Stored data
▶
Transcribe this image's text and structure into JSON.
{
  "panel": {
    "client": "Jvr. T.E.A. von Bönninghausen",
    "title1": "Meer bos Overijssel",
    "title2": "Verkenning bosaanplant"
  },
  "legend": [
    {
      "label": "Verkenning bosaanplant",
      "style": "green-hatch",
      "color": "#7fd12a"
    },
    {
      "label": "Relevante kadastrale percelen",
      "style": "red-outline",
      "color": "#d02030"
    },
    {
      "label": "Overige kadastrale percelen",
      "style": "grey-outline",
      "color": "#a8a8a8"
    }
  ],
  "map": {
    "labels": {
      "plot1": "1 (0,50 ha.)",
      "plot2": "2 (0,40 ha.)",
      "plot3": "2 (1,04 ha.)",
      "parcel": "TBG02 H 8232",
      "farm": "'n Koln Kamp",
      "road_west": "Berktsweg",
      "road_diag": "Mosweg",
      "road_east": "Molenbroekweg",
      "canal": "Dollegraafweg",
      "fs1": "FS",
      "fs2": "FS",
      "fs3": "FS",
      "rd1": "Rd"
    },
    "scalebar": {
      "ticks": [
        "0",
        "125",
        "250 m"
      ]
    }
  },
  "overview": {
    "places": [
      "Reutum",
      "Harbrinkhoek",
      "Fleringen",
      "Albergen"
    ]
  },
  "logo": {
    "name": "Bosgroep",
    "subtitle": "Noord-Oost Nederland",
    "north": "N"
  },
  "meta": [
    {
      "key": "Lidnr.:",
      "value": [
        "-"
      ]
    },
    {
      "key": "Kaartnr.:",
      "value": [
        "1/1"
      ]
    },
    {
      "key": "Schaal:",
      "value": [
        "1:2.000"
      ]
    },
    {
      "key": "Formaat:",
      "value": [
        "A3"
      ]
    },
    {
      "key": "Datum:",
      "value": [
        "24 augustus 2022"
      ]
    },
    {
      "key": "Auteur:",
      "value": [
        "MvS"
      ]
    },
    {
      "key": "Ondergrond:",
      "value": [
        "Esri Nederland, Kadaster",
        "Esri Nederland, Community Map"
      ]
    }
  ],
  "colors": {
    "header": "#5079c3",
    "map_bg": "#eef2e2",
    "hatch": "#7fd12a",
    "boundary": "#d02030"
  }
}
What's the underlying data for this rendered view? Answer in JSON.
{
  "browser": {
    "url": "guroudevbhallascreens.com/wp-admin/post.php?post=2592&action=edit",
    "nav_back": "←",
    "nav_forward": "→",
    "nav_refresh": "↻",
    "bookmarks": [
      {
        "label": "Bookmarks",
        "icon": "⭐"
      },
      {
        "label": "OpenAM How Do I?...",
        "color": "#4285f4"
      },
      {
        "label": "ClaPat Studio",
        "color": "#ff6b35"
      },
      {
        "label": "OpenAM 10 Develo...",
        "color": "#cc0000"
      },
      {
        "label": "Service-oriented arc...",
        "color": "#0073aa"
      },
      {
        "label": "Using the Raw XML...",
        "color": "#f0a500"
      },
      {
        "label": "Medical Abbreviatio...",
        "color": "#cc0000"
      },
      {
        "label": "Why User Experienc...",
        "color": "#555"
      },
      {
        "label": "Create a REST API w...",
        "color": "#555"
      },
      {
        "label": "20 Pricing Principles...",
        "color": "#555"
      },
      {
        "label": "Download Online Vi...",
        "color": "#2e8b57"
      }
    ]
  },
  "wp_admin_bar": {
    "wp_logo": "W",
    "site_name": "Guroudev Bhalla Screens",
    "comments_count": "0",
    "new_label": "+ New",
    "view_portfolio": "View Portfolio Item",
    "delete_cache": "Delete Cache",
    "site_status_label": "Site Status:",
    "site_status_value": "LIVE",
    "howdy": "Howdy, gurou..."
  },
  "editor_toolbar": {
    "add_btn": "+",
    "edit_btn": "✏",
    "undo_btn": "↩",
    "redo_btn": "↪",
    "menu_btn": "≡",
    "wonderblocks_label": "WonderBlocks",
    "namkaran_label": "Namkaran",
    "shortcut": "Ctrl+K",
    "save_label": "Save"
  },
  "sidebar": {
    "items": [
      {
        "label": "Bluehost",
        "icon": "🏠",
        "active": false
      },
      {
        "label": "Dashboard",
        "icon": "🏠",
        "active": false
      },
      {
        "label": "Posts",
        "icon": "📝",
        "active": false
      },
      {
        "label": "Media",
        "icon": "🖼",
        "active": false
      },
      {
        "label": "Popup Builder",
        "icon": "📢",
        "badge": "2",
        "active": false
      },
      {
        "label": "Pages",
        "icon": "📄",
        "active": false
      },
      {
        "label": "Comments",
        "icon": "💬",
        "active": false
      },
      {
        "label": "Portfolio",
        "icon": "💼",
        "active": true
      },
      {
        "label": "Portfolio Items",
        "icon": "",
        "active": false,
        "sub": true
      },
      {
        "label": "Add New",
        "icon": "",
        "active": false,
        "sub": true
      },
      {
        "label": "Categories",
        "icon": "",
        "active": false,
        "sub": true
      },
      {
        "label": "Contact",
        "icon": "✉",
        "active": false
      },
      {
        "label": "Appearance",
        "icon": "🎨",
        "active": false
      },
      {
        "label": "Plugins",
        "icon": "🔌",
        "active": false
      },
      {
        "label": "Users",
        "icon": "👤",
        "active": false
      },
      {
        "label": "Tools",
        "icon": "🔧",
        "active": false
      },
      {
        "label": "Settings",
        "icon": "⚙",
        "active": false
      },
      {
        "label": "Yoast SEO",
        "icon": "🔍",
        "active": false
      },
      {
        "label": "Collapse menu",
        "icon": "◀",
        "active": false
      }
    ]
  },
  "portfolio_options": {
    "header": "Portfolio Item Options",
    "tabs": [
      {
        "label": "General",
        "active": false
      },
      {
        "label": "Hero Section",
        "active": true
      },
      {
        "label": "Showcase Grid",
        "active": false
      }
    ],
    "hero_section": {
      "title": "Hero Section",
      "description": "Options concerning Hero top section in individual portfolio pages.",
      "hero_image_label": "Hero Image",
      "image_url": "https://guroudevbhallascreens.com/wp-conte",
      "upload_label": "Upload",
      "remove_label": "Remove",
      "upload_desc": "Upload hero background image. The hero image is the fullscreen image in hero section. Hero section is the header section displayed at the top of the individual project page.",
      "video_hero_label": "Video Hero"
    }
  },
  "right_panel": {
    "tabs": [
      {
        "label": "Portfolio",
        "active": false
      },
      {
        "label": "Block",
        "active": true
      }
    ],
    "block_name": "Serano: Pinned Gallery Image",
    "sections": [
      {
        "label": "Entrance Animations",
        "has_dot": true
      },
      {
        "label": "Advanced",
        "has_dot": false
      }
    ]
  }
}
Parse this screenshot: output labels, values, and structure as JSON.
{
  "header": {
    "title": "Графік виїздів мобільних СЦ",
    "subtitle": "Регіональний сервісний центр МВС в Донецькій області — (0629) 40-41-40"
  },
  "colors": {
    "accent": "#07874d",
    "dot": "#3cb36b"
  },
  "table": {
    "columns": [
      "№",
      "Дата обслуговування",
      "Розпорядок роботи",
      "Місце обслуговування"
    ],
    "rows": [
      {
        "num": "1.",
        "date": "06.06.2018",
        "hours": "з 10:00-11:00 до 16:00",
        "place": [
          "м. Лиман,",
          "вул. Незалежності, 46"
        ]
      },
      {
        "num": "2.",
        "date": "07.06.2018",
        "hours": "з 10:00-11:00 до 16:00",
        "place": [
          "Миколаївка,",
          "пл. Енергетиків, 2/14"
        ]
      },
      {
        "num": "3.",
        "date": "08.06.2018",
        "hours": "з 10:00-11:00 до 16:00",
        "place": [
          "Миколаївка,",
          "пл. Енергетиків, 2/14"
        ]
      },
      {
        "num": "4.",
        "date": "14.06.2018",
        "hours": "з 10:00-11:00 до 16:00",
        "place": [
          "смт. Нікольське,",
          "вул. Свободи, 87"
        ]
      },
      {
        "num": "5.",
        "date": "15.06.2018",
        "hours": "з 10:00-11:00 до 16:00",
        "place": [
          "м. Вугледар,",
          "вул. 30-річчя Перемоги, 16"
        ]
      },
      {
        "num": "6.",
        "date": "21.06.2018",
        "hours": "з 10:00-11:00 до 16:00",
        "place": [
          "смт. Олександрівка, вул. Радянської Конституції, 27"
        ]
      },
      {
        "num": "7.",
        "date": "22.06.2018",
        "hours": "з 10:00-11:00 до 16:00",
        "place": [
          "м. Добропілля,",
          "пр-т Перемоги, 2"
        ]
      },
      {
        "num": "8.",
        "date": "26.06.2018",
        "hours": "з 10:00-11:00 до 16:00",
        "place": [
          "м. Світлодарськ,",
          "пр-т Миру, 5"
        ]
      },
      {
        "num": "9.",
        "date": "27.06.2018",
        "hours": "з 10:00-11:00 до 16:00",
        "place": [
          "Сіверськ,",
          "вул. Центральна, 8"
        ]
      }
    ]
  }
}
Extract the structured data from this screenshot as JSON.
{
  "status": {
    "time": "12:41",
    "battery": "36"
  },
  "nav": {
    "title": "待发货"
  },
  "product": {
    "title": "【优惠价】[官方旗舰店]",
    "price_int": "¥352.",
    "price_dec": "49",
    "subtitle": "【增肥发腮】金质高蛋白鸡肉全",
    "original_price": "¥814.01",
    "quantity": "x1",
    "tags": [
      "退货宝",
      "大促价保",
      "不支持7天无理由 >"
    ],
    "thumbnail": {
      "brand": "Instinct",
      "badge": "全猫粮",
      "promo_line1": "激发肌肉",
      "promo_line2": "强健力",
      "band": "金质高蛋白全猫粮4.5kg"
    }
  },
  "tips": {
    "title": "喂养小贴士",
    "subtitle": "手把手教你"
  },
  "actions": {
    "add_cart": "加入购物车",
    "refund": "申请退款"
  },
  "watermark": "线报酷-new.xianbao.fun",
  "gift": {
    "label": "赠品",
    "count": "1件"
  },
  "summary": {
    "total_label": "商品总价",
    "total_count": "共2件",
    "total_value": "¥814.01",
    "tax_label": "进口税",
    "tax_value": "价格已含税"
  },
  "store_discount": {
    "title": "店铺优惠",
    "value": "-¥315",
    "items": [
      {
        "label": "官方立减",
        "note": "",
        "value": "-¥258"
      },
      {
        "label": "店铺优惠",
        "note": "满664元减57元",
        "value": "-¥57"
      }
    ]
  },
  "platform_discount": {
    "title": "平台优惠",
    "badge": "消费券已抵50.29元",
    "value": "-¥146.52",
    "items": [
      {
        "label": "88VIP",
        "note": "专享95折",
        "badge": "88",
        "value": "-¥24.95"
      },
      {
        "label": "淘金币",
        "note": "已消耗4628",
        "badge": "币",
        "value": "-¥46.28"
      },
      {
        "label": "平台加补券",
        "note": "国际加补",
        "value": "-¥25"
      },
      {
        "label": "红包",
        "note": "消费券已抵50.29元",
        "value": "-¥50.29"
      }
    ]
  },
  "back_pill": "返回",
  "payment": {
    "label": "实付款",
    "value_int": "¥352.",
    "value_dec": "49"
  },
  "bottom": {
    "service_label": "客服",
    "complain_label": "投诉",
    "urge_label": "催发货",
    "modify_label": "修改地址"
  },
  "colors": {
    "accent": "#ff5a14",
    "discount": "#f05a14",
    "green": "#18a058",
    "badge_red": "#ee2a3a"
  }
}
◀
**WRITTEN PROBLEM:**
Identify every line above that includes the word "individual", and show those lines.

**EXERCISE ANSWER:**
      "description": "Options concerning Hero top section in individual portfolio pages.",
      "upload_desc": "Upload hero background image. The hero image is the fullscreen image in hero section. Hero section is the header section displayed at the top of the individual project page.",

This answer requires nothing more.